§ **SUPPLIED DATA**
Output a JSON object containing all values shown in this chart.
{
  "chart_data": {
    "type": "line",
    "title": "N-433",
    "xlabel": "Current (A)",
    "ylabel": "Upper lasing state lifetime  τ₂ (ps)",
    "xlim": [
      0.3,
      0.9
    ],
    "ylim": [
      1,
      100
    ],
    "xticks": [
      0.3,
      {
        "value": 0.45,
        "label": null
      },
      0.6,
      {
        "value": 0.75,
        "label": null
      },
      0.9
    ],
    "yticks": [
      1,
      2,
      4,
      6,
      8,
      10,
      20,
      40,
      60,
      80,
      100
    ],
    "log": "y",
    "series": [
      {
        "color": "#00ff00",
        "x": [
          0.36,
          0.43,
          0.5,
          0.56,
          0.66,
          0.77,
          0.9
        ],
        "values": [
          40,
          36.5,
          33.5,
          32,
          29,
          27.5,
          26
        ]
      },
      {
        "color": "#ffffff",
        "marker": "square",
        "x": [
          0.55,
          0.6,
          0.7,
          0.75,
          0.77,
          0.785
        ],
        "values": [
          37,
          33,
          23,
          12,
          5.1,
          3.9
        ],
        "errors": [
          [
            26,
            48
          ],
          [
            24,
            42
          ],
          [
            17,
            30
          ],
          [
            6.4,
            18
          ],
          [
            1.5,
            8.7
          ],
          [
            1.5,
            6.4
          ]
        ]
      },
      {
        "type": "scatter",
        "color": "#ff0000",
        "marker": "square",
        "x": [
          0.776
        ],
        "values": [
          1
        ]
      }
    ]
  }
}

---

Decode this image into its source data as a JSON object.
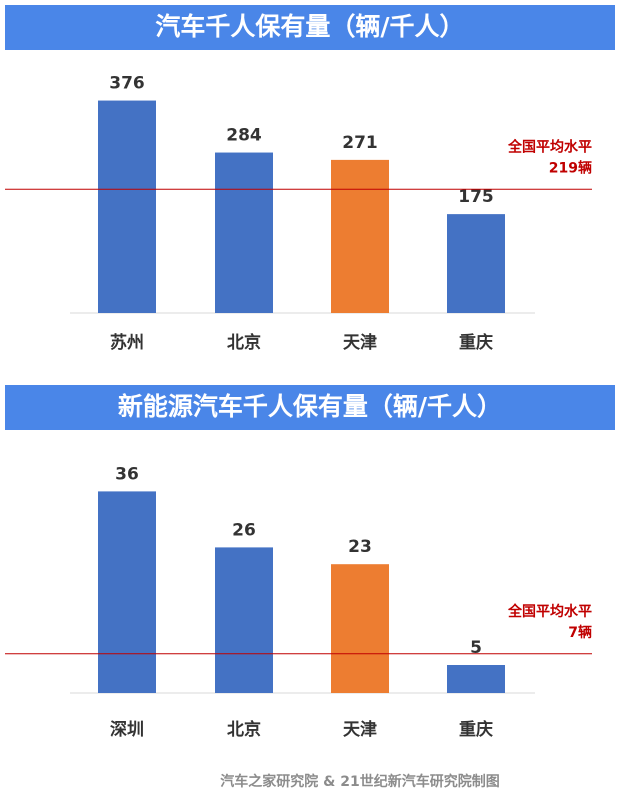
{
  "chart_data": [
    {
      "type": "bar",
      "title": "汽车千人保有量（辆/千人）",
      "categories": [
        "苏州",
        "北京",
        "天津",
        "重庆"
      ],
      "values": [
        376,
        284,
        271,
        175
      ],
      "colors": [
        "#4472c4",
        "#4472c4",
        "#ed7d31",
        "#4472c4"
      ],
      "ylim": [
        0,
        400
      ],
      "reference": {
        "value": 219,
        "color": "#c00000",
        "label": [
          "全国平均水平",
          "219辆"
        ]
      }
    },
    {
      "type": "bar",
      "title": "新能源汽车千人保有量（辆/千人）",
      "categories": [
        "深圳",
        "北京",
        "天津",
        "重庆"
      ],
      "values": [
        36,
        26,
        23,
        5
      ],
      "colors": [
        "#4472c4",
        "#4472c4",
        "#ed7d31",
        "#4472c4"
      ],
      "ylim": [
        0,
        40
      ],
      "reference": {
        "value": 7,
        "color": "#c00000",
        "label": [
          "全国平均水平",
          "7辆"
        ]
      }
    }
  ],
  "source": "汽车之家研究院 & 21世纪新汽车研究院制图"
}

§ **WHAT IS ASKED**
From the listing above, pick out each line where the word "this" appears.

§ **EXERCISE SOLUTION**
Output a JSON object containing all values shown in this chart.
Decode this image into its source data as a JSON object.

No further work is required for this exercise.